> [Data listing]:
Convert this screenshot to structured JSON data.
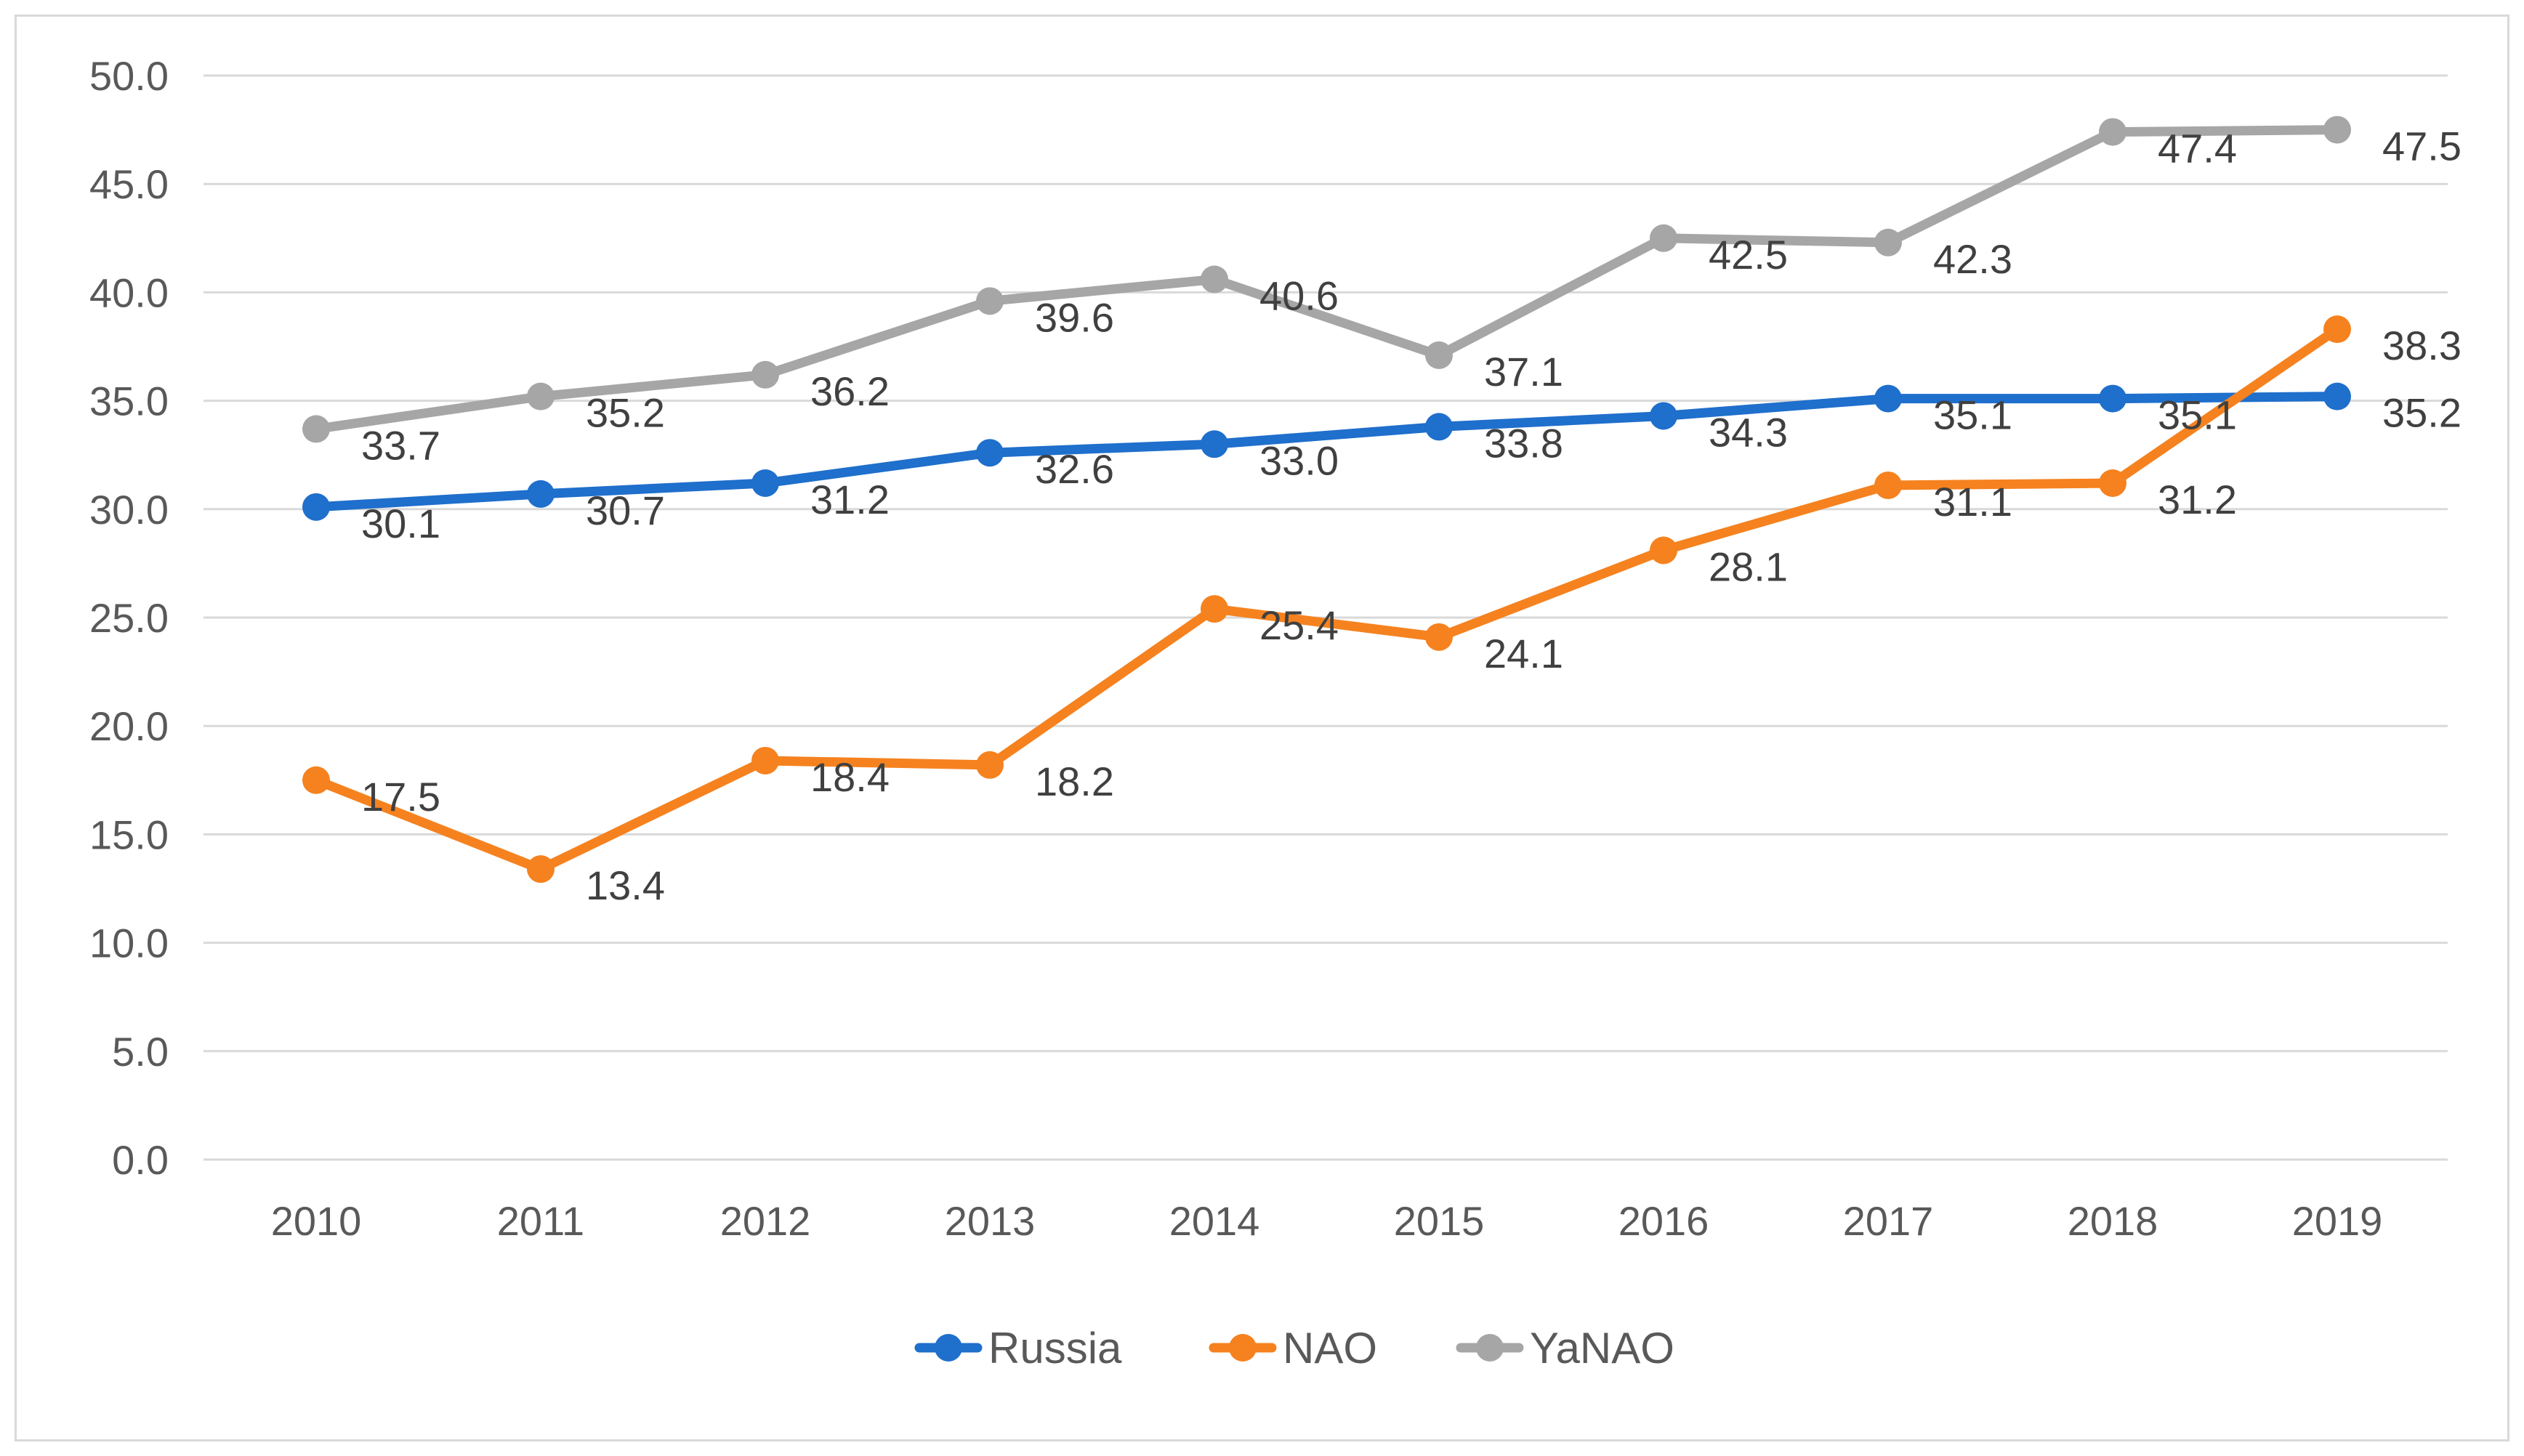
{
  "chart_data": {
    "type": "line",
    "title": "",
    "xlabel": "",
    "ylabel": "",
    "ylim": [
      0,
      50
    ],
    "yticks": [
      "0.0",
      "5.0",
      "10.0",
      "15.0",
      "20.0",
      "25.0",
      "30.0",
      "35.0",
      "40.0",
      "45.0",
      "50.0"
    ],
    "ytick_values": [
      0,
      5,
      10,
      15,
      20,
      25,
      30,
      35,
      40,
      45,
      50
    ],
    "categories": [
      "2010",
      "2011",
      "2012",
      "2013",
      "2014",
      "2015",
      "2016",
      "2017",
      "2018",
      "2019"
    ],
    "grid": true,
    "legend_position": "bottom",
    "series": [
      {
        "name": "Russia",
        "color": "#1f6fcc",
        "values": [
          30.1,
          30.7,
          31.2,
          32.6,
          33.0,
          33.8,
          34.3,
          35.1,
          35.1,
          35.2
        ],
        "labels": [
          "30.1",
          "30.7",
          "31.2",
          "32.6",
          "33.0",
          "33.8",
          "34.3",
          "35.1",
          "35.1",
          "35.2"
        ]
      },
      {
        "name": "NAO",
        "color": "#f5821f",
        "values": [
          17.5,
          13.4,
          18.4,
          18.2,
          25.4,
          24.1,
          28.1,
          31.1,
          31.2,
          38.3
        ],
        "labels": [
          "17.5",
          "13.4",
          "18.4",
          "18.2",
          "25.4",
          "24.1",
          "28.1",
          "31.1",
          "31.2",
          "38.3"
        ]
      },
      {
        "name": "YaNAO",
        "color": "#a6a6a6",
        "values": [
          33.7,
          35.2,
          36.2,
          39.6,
          40.6,
          37.1,
          42.5,
          42.3,
          47.4,
          47.5
        ],
        "labels": [
          "33.7",
          "35.2",
          "36.2",
          "39.6",
          "40.6",
          "37.1",
          "42.5",
          "42.3",
          "47.4",
          "47.5"
        ]
      }
    ]
  }
}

> [Request]: Work out how many lines in the entries hold the string "color". Your answer should consist solely of that number.

> [Exercise result]: 3